Extract the complete listing and output it unchanged.

● Records from a collection of figures:
************

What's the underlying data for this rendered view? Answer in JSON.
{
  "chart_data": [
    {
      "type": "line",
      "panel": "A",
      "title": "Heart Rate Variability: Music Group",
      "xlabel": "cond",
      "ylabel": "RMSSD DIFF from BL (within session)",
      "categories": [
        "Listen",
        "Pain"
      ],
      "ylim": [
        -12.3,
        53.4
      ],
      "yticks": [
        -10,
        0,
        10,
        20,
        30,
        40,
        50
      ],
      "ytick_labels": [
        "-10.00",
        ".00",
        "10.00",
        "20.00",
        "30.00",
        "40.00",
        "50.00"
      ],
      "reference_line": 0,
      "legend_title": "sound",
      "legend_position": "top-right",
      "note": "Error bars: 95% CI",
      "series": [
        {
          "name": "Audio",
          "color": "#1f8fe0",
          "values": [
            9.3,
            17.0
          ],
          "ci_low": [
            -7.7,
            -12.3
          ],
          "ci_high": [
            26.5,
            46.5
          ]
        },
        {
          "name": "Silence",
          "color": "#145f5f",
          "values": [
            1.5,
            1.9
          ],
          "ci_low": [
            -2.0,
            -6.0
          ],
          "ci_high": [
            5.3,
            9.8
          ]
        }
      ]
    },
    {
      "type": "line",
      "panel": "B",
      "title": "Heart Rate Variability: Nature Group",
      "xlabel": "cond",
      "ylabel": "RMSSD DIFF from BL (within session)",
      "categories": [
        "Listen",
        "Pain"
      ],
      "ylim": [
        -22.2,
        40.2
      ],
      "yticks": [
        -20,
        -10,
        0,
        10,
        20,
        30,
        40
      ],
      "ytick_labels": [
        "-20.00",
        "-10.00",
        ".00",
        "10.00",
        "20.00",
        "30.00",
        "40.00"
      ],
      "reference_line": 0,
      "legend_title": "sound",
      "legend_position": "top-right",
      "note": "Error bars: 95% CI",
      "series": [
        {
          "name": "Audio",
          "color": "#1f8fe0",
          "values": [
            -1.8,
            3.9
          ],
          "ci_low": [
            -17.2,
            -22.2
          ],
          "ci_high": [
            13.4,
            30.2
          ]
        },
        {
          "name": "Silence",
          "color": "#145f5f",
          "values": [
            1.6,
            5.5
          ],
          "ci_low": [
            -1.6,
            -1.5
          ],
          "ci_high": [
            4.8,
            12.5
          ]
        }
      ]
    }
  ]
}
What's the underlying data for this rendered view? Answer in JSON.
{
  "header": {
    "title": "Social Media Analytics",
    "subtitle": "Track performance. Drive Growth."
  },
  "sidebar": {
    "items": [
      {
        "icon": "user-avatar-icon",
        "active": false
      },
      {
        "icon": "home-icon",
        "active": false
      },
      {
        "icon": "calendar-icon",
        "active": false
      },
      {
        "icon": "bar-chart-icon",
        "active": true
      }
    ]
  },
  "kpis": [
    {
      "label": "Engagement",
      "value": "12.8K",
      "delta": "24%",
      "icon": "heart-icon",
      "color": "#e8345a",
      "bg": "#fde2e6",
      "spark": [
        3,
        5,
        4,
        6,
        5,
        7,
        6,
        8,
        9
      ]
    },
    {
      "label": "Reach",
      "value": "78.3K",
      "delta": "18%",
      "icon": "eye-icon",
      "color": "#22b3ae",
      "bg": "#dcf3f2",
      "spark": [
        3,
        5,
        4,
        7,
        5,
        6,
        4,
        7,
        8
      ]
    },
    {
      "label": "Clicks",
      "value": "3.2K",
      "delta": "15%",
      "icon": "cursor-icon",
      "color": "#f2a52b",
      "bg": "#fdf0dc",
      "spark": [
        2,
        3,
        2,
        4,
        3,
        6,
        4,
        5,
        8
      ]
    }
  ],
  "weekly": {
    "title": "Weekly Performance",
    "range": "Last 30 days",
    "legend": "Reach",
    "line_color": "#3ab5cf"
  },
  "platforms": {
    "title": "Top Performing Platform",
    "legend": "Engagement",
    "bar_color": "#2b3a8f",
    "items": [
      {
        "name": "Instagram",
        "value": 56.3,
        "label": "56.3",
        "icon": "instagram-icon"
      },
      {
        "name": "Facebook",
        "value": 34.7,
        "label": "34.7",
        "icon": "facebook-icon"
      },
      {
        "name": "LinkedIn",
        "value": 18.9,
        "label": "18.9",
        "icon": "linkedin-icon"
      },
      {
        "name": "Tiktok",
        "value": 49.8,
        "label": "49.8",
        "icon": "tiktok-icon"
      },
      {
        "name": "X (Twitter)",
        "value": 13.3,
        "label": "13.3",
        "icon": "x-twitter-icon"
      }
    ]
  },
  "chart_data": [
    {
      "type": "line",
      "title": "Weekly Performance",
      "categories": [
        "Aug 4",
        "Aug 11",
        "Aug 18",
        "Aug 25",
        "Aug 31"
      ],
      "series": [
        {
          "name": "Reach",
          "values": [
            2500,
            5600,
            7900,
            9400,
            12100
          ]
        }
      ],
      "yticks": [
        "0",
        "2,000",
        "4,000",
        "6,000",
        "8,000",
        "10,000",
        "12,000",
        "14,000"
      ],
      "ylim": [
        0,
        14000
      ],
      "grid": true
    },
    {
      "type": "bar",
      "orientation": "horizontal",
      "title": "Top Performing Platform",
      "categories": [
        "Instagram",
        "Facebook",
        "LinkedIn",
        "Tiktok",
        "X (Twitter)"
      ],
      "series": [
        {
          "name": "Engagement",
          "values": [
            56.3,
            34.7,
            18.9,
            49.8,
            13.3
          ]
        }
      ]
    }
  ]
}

************

● Solution to this exercise:
What's the underlying data for this rendered view? Answer in JSON.
{
  "chart_data": [
    {
      "type": "line",
      "panel": "A",
      "title": "Heart Rate Variability: Music Group",
      "xlabel": "cond",
      "ylabel": "RMSSD DIFF from BL (within session)",
      "categories": [
        "Listen",
        "Pain"
      ],
      "ylim": [
        -12.3,
        53.4
      ],
      "yticks": [
        -10,
        0,
        10,
        20,
        30,
        40,
        50
      ],
      "ytick_labels": [
        "-10.00",
        ".00",
        "10.00",
        "20.00",
        "30.00",
        "40.00",
        "50.00"
      ],
      "reference_line": 0,
      "legend_title": "sound",
      "legend_position": "top-right",
      "note": "Error bars: 95% CI",
      "series": [
        {
          "name": "Audio",
          "color": "#1f8fe0",
          "values": [
            9.3,
            17.0
          ],
          "ci_low": [
            -7.7,
            -12.3
          ],
          "ci_high": [
            26.5,
            46.5
          ]
        },
        {
          "name": "Silence",
          "color": "#145f5f",
          "values": [
            1.5,
            1.9
          ],
          "ci_low": [
            -2.0,
            -6.0
          ],
          "ci_high": [
            5.3,
            9.8
          ]
        }
      ]
    },
    {
      "type": "line",
      "panel": "B",
      "title": "Heart Rate Variability: Nature Group",
      "xlabel": "cond",
      "ylabel": "RMSSD DIFF from BL (within session)",
      "categories": [
        "Listen",
        "Pain"
      ],
      "ylim": [
        -22.2,
        40.2
      ],
      "yticks": [
        -20,
        -10,
        0,
        10,
        20,
        30,
        40
      ],
      "ytick_labels": [
        "-20.00",
        "-10.00",
        ".00",
        "10.00",
        "20.00",
        "30.00",
        "40.00"
      ],
      "reference_line": 0,
      "legend_title": "sound",
      "legend_position": "top-right",
      "note": "Error bars: 95% CI",
      "series": [
        {
          "name": "Audio",
          "color": "#1f8fe0",
          "values": [
            -1.8,
            3.9
          ],
          "ci_low": [
            -17.2,
            -22.2
          ],
          "ci_high": [
            13.4,
            30.2
          ]
        },
        {
          "name": "Silence",
          "color": "#145f5f",
          "values": [
            1.6,
            5.5
          ],
          "ci_low": [
            -1.6,
            -1.5
          ],
          "ci_high": [
            4.8,
            12.5
          ]
        }
      ]
    }
  ]
}
What's the underlying data for this rendered view? Answer in JSON.
{
  "header": {
    "title": "Social Media Analytics",
    "subtitle": "Track performance. Drive Growth."
  },
  "sidebar": {
    "items": [
      {
        "icon": "user-avatar-icon",
        "active": false
      },
      {
        "icon": "home-icon",
        "active": false
      },
      {
        "icon": "calendar-icon",
        "active": false
      },
      {
        "icon": "bar-chart-icon",
        "active": true
      }
    ]
  },
  "kpis": [
    {
      "label": "Engagement",
      "value": "12.8K",
      "delta": "24%",
      "icon": "heart-icon",
      "color": "#e8345a",
      "bg": "#fde2e6",
      "spark": [
        3,
        5,
        4,
        6,
        5,
        7,
        6,
        8,
        9
      ]
    },
    {
      "label": "Reach",
      "value": "78.3K",
      "delta": "18%",
      "icon": "eye-icon",
      "color": "#22b3ae",
      "bg": "#dcf3f2",
      "spark": [
        3,
        5,
        4,
        7,
        5,
        6,
        4,
        7,
        8
      ]
    },
    {
      "label": "Clicks",
      "value": "3.2K",
      "delta": "15%",
      "icon": "cursor-icon",
      "color": "#f2a52b",
      "bg": "#fdf0dc",
      "spark": [
        2,
        3,
        2,
        4,
        3,
        6,
        4,
        5,
        8
      ]
    }
  ],
  "weekly": {
    "title": "Weekly Performance",
    "range": "Last 30 days",
    "legend": "Reach",
    "line_color": "#3ab5cf"
  },
  "platforms": {
    "title": "Top Performing Platform",
    "legend": "Engagement",
    "bar_color": "#2b3a8f",
    "items": [
      {
        "name": "Instagram",
        "value": 56.3,
        "label": "56.3",
        "icon": "instagram-icon"
      },
      {
        "name": "Facebook",
        "value": 34.7,
        "label": "34.7",
        "icon": "facebook-icon"
      },
      {
        "name": "LinkedIn",
        "value": 18.9,
        "label": "18.9",
        "icon": "linkedin-icon"
      },
      {
        "name": "Tiktok",
        "value": 49.8,
        "label": "49.8",
        "icon": "tiktok-icon"
      },
      {
        "name": "X (Twitter)",
        "value": 13.3,
        "label": "13.3",
        "icon": "x-twitter-icon"
      }
    ]
  },
  "chart_data": [
    {
      "type": "line",
      "title": "Weekly Performance",
      "categories": [
        "Aug 4",
        "Aug 11",
        "Aug 18",
        "Aug 25",
        "Aug 31"
      ],
      "series": [
        {
          "name": "Reach",
          "values": [
            2500,
            5600,
            7900,
            9400,
            12100
          ]
        }
      ],
      "yticks": [
        "0",
        "2,000",
        "4,000",
        "6,000",
        "8,000",
        "10,000",
        "12,000",
        "14,000"
      ],
      "ylim": [
        0,
        14000
      ],
      "grid": true
    },
    {
      "type": "bar",
      "orientation": "horizontal",
      "title": "Top Performing Platform",
      "categories": [
        "Instagram",
        "Facebook",
        "LinkedIn",
        "Tiktok",
        "X (Twitter)"
      ],
      "series": [
        {
          "name": "Engagement",
          "values": [
            56.3,
            34.7,
            18.9,
            49.8,
            13.3
          ]
        }
      ]
    }
  ]
}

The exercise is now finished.